### Texte fourni
—————
[FR] [ENG] EP#04 - Les arts de la recup'
Dans un contexte d’urbanisation croissante, la gestion des déchets est un défi de taille pour le Maroc, où l’on produit 18 000 tonnes de déchets par jour et où la majorité des déchets est encore entreposée dans des décharges non contrôlées, source d’impacts sanitaires et environnementaux majeurs (le méthane s’en échappant ayant un pouvoir de réchauffement climatique 25 fois supérieur au C02). Ceci tend à changer au regard du Plan National des Déchets Ménagers (PNDM) visant, entre autres, la fermeture des décharges sauvages et l'ouverture de centres de valorisation de déchets. Pourtant, faute de politique publique de tri à la source, les déchets arrivent, dans ces centres, mélangés et souillés rendant leur recyclage difficile (au Centre d'Elimination et de Valorisation de Meknes, seuls 6% des déchets parviennent à être recyclés).
Incinération dans une décharge sauvage aux abords des cascades d'Ouzoud (©The Gold Diggers Project, 2017)
S'appuyer sur l'existant
On recense plus de 7000 récupérateurs informels au Maroc, dont la majorité travaillerait en ville. Leur travail vient en complément de celui réalisé dans les décharges sauvages ou dans les centres de traitement (le PNDM poussant les industriels à intégrer des chiffonniers dans leurs centres) et ils seraient responsables d'un étonnant taux de recyclage de 10% au niveau national (malgré les moyens publiques déployés, à Paris seuls 20% des déchets sont recyclés).
Un récupérateur informel (©L-L Gaschy, Maroc)
Pour améliorer le tri à la source, une solution serait donc de s'appuyer sur ce qui fonctionne déjà, à savoir sur ces milliers de chiffonniers qui récupèrent déjà efficacement des matières recyclables.
Les habitants peuvent par exemple entrer en contact avec le chiffonnier qui passe dans leur quartier et leur confier leurs déchets recyclables.
> voir l'initiative de l'association Bahri dans la vidéo.
Ressourc'In une entreprise à fort impact social
A Casablanca, l'entreprise Ressourc'In est à l'origine de la marque Koun et perpétue une tradition marocaine de l'upcycling : faire du neuf avec du vieux.
—————
### Extrait de données
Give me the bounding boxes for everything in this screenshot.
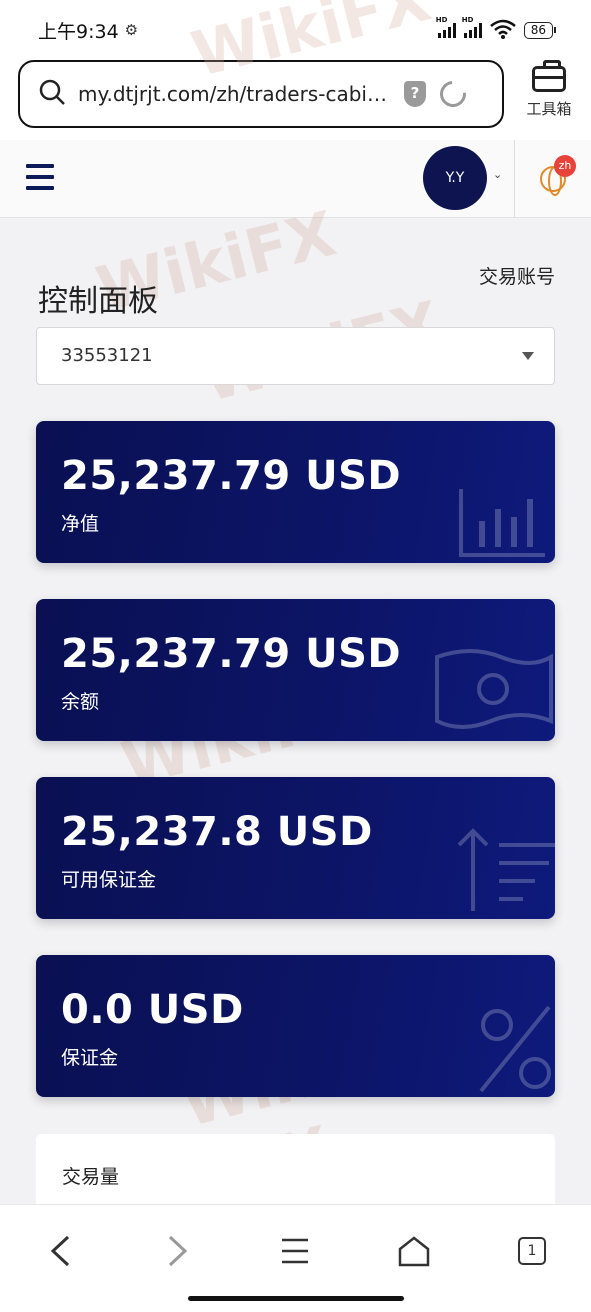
—————
### À faire
1. Répondez aux questions suivantes à partir du texte sur la gestion des déchets au Maroc, en marquant vos réponses (a), (b) et (c) :
(a) Combien de tonnes de déchets produit-on chaque jour au Maroc ?
(b) Combien de récupérateurs informels recense-t-on au Maroc ?
(c) De quelle marque l'entreprise Ressourc'In est-elle à l'origine ?
2. Recopiez tout le passage du texte sur la gestion des déchets au Maroc, depuis « S'appuyer sur l'existant » jusqu'à « des matières recyclables. ».

### Corrigé des exercices
1.
(a) On y produit 18 000 tonnes de déchets par jour.
(b) On en recense plus de 7000.
(c) Elle est à l'origine de la marque Koun.

2.
S'appuyer sur l'existant
On recense plus de 7000 récupérateurs informels au Maroc, dont la majorité travaillerait en ville. Leur travail vient en complément de celui réalisé dans les décharges sauvages ou dans les centres de traitement (le PNDM poussant les industriels à intégrer des chiffonniers dans leurs centres) et ils seraient responsables d'un étonnant taux de recyclage de 10% au niveau national (malgré les moyens publiques déployés, à Paris seuls 20% des déchets sont recyclés).
Un récupérateur informel (©L-L Gaschy, Maroc)
Pour améliorer le tri à la source, une solution serait donc de s'appuyer sur ce qui fonctionne déjà, à savoir sur ces milliers de chiffonniers qui récupèrent déjà efficacement des matières recyclables.